--- begin EXERCISE DATA ---

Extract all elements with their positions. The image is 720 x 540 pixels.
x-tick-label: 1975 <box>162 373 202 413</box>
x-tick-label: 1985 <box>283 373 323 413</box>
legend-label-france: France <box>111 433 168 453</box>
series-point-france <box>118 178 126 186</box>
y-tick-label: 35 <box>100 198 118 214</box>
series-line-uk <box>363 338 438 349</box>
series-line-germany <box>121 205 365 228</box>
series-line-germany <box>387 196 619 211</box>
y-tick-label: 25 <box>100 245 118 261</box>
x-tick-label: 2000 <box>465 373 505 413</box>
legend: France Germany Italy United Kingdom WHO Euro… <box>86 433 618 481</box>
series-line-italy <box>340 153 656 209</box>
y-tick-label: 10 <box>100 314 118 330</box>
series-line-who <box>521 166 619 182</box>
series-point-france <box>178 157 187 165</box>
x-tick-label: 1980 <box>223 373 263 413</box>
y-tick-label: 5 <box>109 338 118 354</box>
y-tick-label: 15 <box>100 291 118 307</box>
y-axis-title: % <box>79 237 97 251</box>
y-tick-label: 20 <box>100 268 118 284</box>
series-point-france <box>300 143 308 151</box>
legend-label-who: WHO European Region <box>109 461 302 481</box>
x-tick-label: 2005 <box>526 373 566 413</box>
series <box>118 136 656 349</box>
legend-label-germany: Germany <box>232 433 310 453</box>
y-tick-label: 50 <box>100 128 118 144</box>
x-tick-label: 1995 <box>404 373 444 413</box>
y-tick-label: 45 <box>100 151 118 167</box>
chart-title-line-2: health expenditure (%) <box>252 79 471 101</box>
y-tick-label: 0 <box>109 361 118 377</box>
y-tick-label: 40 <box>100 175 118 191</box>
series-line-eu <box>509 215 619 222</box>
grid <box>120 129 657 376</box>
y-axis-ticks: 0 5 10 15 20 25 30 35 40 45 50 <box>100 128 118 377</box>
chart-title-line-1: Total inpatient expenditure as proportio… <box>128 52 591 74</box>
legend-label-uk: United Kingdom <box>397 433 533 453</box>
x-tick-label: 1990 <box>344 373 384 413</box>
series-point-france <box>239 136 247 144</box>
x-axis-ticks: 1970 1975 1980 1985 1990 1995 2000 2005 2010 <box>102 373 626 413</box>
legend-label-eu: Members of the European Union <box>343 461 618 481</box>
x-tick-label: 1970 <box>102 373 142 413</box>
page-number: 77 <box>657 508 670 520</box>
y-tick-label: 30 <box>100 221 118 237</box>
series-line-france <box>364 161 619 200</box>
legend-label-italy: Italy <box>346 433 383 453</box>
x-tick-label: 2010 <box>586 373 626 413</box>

--- end EXERCISE DATA ---

Please reproduce the listing above, swapping every "x-tick-label" for "x-axis-label" and leaving everything else unchanged.

Extract all elements with their positions. The image is 720 x 540 pixels.
x-axis-label: 1975 <box>162 373 202 413</box>
x-axis-label: 1985 <box>283 373 323 413</box>
legend-label-france: France <box>111 433 168 453</box>
series-point-france <box>118 178 126 186</box>
y-tick-label: 35 <box>100 198 118 214</box>
series-line-uk <box>363 338 438 349</box>
series-line-germany <box>121 205 365 228</box>
series-line-germany <box>387 196 619 211</box>
y-tick-label: 25 <box>100 245 118 261</box>
x-axis-label: 2000 <box>465 373 505 413</box>
legend: France Germany Italy United Kingdom WHO Euro… <box>86 433 618 481</box>
series-line-italy <box>340 153 656 209</box>
y-tick-label: 10 <box>100 314 118 330</box>
series-line-who <box>521 166 619 182</box>
series-point-france <box>178 157 187 165</box>
x-axis-label: 1980 <box>223 373 263 413</box>
y-tick-label: 5 <box>109 338 118 354</box>
y-tick-label: 15 <box>100 291 118 307</box>
y-axis-title: % <box>79 237 97 251</box>
y-tick-label: 20 <box>100 268 118 284</box>
series-point-france <box>300 143 308 151</box>
legend-label-who: WHO European Region <box>109 461 302 481</box>
x-axis-label: 2005 <box>526 373 566 413</box>
series <box>118 136 656 349</box>
legend-label-germany: Germany <box>232 433 310 453</box>
y-tick-label: 50 <box>100 128 118 144</box>
x-axis-label: 1995 <box>404 373 444 413</box>
y-tick-label: 45 <box>100 151 118 167</box>
chart-title-line-2: health expenditure (%) <box>252 79 471 101</box>
y-tick-label: 0 <box>109 361 118 377</box>
y-tick-label: 40 <box>100 175 118 191</box>
series-line-eu <box>509 215 619 222</box>
grid <box>120 129 657 376</box>
y-axis-ticks: 0 5 10 15 20 25 30 35 40 45 50 <box>100 128 118 377</box>
chart-title-line-1: Total inpatient expenditure as proportio… <box>128 52 591 74</box>
legend-label-uk: United Kingdom <box>397 433 533 453</box>
x-axis-label: 1990 <box>344 373 384 413</box>
series-point-france <box>239 136 247 144</box>
x-axis-ticks: 1970 1975 1980 1985 1990 1995 2000 2005 2010 <box>102 373 626 413</box>
legend-label-eu: Members of the European Union <box>343 461 618 481</box>
x-axis-label: 1970 <box>102 373 142 413</box>
page-number: 77 <box>657 508 670 520</box>
y-tick-label: 30 <box>100 221 118 237</box>
series-line-france <box>364 161 619 200</box>
legend-label-italy: Italy <box>346 433 383 453</box>
x-axis-label: 2010 <box>586 373 626 413</box>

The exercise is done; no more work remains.